> **WORK REQUIRED**
Please restate the following records word for word.
BEGIN
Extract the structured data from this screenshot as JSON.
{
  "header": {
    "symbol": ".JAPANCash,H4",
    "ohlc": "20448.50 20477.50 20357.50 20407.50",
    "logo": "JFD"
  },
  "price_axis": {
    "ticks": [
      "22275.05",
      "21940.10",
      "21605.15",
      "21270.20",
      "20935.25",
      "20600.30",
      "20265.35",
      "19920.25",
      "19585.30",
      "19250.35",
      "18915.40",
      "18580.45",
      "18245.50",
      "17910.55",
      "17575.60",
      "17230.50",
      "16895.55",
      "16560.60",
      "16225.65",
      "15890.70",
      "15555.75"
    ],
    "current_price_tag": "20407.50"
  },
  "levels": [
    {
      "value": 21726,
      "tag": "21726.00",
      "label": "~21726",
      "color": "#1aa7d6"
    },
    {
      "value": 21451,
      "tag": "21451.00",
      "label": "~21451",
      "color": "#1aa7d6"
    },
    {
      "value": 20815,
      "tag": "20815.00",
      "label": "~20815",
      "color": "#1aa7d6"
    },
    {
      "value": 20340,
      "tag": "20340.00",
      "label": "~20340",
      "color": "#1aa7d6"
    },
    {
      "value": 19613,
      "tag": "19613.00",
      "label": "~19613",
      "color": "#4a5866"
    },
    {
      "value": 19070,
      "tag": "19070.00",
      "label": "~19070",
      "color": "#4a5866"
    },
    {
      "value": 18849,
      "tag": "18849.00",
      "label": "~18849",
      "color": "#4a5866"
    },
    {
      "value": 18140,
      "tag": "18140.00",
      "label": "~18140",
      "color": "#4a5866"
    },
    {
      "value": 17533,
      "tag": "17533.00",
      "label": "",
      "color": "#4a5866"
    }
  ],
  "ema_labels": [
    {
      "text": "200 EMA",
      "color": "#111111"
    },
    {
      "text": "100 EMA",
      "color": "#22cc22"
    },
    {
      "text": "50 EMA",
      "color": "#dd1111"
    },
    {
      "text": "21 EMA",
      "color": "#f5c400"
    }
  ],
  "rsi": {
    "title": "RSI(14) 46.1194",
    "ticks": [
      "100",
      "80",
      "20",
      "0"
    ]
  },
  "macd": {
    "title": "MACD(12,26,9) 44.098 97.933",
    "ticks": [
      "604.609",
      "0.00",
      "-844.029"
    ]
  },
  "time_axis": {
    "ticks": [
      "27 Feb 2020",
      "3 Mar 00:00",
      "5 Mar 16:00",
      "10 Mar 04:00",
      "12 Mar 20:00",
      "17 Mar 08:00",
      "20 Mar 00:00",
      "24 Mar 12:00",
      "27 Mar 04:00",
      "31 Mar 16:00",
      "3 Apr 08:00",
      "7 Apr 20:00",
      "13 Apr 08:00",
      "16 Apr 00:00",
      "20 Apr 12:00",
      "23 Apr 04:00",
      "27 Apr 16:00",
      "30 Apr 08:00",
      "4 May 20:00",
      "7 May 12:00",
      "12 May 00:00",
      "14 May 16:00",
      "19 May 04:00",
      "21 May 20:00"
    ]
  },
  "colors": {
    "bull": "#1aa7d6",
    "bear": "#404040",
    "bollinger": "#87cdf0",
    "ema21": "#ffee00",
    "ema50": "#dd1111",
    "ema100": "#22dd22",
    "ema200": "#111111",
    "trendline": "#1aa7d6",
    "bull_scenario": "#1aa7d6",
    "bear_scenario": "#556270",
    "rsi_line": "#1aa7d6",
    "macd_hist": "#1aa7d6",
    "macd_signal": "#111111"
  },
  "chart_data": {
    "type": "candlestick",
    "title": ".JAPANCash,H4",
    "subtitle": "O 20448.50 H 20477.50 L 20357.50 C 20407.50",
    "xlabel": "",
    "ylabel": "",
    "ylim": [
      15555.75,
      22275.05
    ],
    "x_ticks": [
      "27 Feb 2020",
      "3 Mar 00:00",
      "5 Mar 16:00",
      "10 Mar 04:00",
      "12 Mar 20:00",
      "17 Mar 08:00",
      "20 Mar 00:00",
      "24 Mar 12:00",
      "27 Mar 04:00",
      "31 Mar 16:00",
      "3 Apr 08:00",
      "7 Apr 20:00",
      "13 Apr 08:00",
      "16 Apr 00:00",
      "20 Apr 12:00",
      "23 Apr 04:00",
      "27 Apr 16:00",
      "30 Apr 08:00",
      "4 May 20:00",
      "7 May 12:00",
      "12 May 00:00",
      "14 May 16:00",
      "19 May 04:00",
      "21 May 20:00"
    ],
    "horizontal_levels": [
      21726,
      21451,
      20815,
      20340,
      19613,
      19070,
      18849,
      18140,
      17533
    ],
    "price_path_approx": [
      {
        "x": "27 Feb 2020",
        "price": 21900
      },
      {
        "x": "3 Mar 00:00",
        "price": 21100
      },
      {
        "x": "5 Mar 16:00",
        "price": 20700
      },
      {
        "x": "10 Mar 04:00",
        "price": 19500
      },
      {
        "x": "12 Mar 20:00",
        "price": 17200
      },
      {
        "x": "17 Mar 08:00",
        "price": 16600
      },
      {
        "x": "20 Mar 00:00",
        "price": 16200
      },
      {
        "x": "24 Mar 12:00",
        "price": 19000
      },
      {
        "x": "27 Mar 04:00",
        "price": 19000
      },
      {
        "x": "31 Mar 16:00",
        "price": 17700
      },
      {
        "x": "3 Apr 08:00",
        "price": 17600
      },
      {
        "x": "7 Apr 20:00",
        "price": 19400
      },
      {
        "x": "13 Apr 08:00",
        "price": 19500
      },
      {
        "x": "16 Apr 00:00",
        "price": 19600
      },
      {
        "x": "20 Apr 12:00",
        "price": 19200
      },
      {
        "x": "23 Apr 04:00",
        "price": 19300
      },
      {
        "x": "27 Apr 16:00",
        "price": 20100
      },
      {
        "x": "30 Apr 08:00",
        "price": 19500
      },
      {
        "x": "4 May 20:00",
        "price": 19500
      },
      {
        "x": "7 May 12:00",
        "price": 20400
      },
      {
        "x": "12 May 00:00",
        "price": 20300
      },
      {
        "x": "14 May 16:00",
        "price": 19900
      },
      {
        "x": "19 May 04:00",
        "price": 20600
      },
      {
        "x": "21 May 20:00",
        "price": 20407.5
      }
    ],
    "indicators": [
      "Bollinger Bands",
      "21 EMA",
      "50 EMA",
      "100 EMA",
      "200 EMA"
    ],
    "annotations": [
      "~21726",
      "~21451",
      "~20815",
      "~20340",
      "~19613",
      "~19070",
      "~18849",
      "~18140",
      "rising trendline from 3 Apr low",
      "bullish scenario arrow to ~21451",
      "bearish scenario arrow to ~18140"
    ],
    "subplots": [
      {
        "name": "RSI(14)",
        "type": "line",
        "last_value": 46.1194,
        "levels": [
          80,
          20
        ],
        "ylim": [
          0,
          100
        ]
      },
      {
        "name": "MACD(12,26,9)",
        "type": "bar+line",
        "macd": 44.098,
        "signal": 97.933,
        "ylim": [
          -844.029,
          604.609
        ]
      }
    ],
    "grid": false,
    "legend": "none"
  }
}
END
> **SOLUTION**
Extract the structured data from this screenshot as JSON.
{
  "header": {
    "symbol": ".JAPANCash,H4",
    "ohlc": "20448.50 20477.50 20357.50 20407.50",
    "logo": "JFD"
  },
  "price_axis": {
    "ticks": [
      "22275.05",
      "21940.10",
      "21605.15",
      "21270.20",
      "20935.25",
      "20600.30",
      "20265.35",
      "19920.25",
      "19585.30",
      "19250.35",
      "18915.40",
      "18580.45",
      "18245.50",
      "17910.55",
      "17575.60",
      "17230.50",
      "16895.55",
      "16560.60",
      "16225.65",
      "15890.70",
      "15555.75"
    ],
    "current_price_tag": "20407.50"
  },
  "levels": [
    {
      "value": 21726,
      "tag": "21726.00",
      "label": "~21726",
      "color": "#1aa7d6"
    },
    {
      "value": 21451,
      "tag": "21451.00",
      "label": "~21451",
      "color": "#1aa7d6"
    },
    {
      "value": 20815,
      "tag": "20815.00",
      "label": "~20815",
      "color": "#1aa7d6"
    },
    {
      "value": 20340,
      "tag": "20340.00",
      "label": "~20340",
      "color": "#1aa7d6"
    },
    {
      "value": 19613,
      "tag": "19613.00",
      "label": "~19613",
      "color": "#4a5866"
    },
    {
      "value": 19070,
      "tag": "19070.00",
      "label": "~19070",
      "color": "#4a5866"
    },
    {
      "value": 18849,
      "tag": "18849.00",
      "label": "~18849",
      "color": "#4a5866"
    },
    {
      "value": 18140,
      "tag": "18140.00",
      "label": "~18140",
      "color": "#4a5866"
    },
    {
      "value": 17533,
      "tag": "17533.00",
      "label": "",
      "color": "#4a5866"
    }
  ],
  "ema_labels": [
    {
      "text": "200 EMA",
      "color": "#111111"
    },
    {
      "text": "100 EMA",
      "color": "#22cc22"
    },
    {
      "text": "50 EMA",
      "color": "#dd1111"
    },
    {
      "text": "21 EMA",
      "color": "#f5c400"
    }
  ],
  "rsi": {
    "title": "RSI(14) 46.1194",
    "ticks": [
      "100",
      "80",
      "20",
      "0"
    ]
  },
  "macd": {
    "title": "MACD(12,26,9) 44.098 97.933",
    "ticks": [
      "604.609",
      "0.00",
      "-844.029"
    ]
  },
  "time_axis": {
    "ticks": [
      "27 Feb 2020",
      "3 Mar 00:00",
      "5 Mar 16:00",
      "10 Mar 04:00",
      "12 Mar 20:00",
      "17 Mar 08:00",
      "20 Mar 00:00",
      "24 Mar 12:00",
      "27 Mar 04:00",
      "31 Mar 16:00",
      "3 Apr 08:00",
      "7 Apr 20:00",
      "13 Apr 08:00",
      "16 Apr 00:00",
      "20 Apr 12:00",
      "23 Apr 04:00",
      "27 Apr 16:00",
      "30 Apr 08:00",
      "4 May 20:00",
      "7 May 12:00",
      "12 May 00:00",
      "14 May 16:00",
      "19 May 04:00",
      "21 May 20:00"
    ]
  },
  "colors": {
    "bull": "#1aa7d6",
    "bear": "#404040",
    "bollinger": "#87cdf0",
    "ema21": "#ffee00",
    "ema50": "#dd1111",
    "ema100": "#22dd22",
    "ema200": "#111111",
    "trendline": "#1aa7d6",
    "bull_scenario": "#1aa7d6",
    "bear_scenario": "#556270",
    "rsi_line": "#1aa7d6",
    "macd_hist": "#1aa7d6",
    "macd_signal": "#111111"
  },
  "chart_data": {
    "type": "candlestick",
    "title": ".JAPANCash,H4",
    "subtitle": "O 20448.50 H 20477.50 L 20357.50 C 20407.50",
    "xlabel": "",
    "ylabel": "",
    "ylim": [
      15555.75,
      22275.05
    ],
    "x_ticks": [
      "27 Feb 2020",
      "3 Mar 00:00",
      "5 Mar 16:00",
      "10 Mar 04:00",
      "12 Mar 20:00",
      "17 Mar 08:00",
      "20 Mar 00:00",
      "24 Mar 12:00",
      "27 Mar 04:00",
      "31 Mar 16:00",
      "3 Apr 08:00",
      "7 Apr 20:00",
      "13 Apr 08:00",
      "16 Apr 00:00",
      "20 Apr 12:00",
      "23 Apr 04:00",
      "27 Apr 16:00",
      "30 Apr 08:00",
      "4 May 20:00",
      "7 May 12:00",
      "12 May 00:00",
      "14 May 16:00",
      "19 May 04:00",
      "21 May 20:00"
    ],
    "horizontal_levels": [
      21726,
      21451,
      20815,
      20340,
      19613,
      19070,
      18849,
      18140,
      17533
    ],
    "price_path_approx": [
      {
        "x": "27 Feb 2020",
        "price": 21900
      },
      {
        "x": "3 Mar 00:00",
        "price": 21100
      },
      {
        "x": "5 Mar 16:00",
        "price": 20700
      },
      {
        "x": "10 Mar 04:00",
        "price": 19500
      },
      {
        "x": "12 Mar 20:00",
        "price": 17200
      },
      {
        "x": "17 Mar 08:00",
        "price": 16600
      },
      {
        "x": "20 Mar 00:00",
        "price": 16200
      },
      {
        "x": "24 Mar 12:00",
        "price": 19000
      },
      {
        "x": "27 Mar 04:00",
        "price": 19000
      },
      {
        "x": "31 Mar 16:00",
        "price": 17700
      },
      {
        "x": "3 Apr 08:00",
        "price": 17600
      },
      {
        "x": "7 Apr 20:00",
        "price": 19400
      },
      {
        "x": "13 Apr 08:00",
        "price": 19500
      },
      {
        "x": "16 Apr 00:00",
        "price": 19600
      },
      {
        "x": "20 Apr 12:00",
        "price": 19200
      },
      {
        "x": "23 Apr 04:00",
        "price": 19300
      },
      {
        "x": "27 Apr 16:00",
        "price": 20100
      },
      {
        "x": "30 Apr 08:00",
        "price": 19500
      },
      {
        "x": "4 May 20:00",
        "price": 19500
      },
      {
        "x": "7 May 12:00",
        "price": 20400
      },
      {
        "x": "12 May 00:00",
        "price": 20300
      },
      {
        "x": "14 May 16:00",
        "price": 19900
      },
      {
        "x": "19 May 04:00",
        "price": 20600
      },
      {
        "x": "21 May 20:00",
        "price": 20407.5
      }
    ],
    "indicators": [
      "Bollinger Bands",
      "21 EMA",
      "50 EMA",
      "100 EMA",
      "200 EMA"
    ],
    "annotations": [
      "~21726",
      "~21451",
      "~20815",
      "~20340",
      "~19613",
      "~19070",
      "~18849",
      "~18140",
      "rising trendline from 3 Apr low",
      "bullish scenario arrow to ~21451",
      "bearish scenario arrow to ~18140"
    ],
    "subplots": [
      {
        "name": "RSI(14)",
        "type": "line",
        "last_value": 46.1194,
        "levels": [
          80,
          20
        ],
        "ylim": [
          0,
          100
        ]
      },
      {
        "name": "MACD(12,26,9)",
        "type": "bar+line",
        "macd": 44.098,
        "signal": 97.933,
        "ylim": [
          -844.029,
          604.609
        ]
      }
    ],
    "grid": false,
    "legend": "none"
  }
}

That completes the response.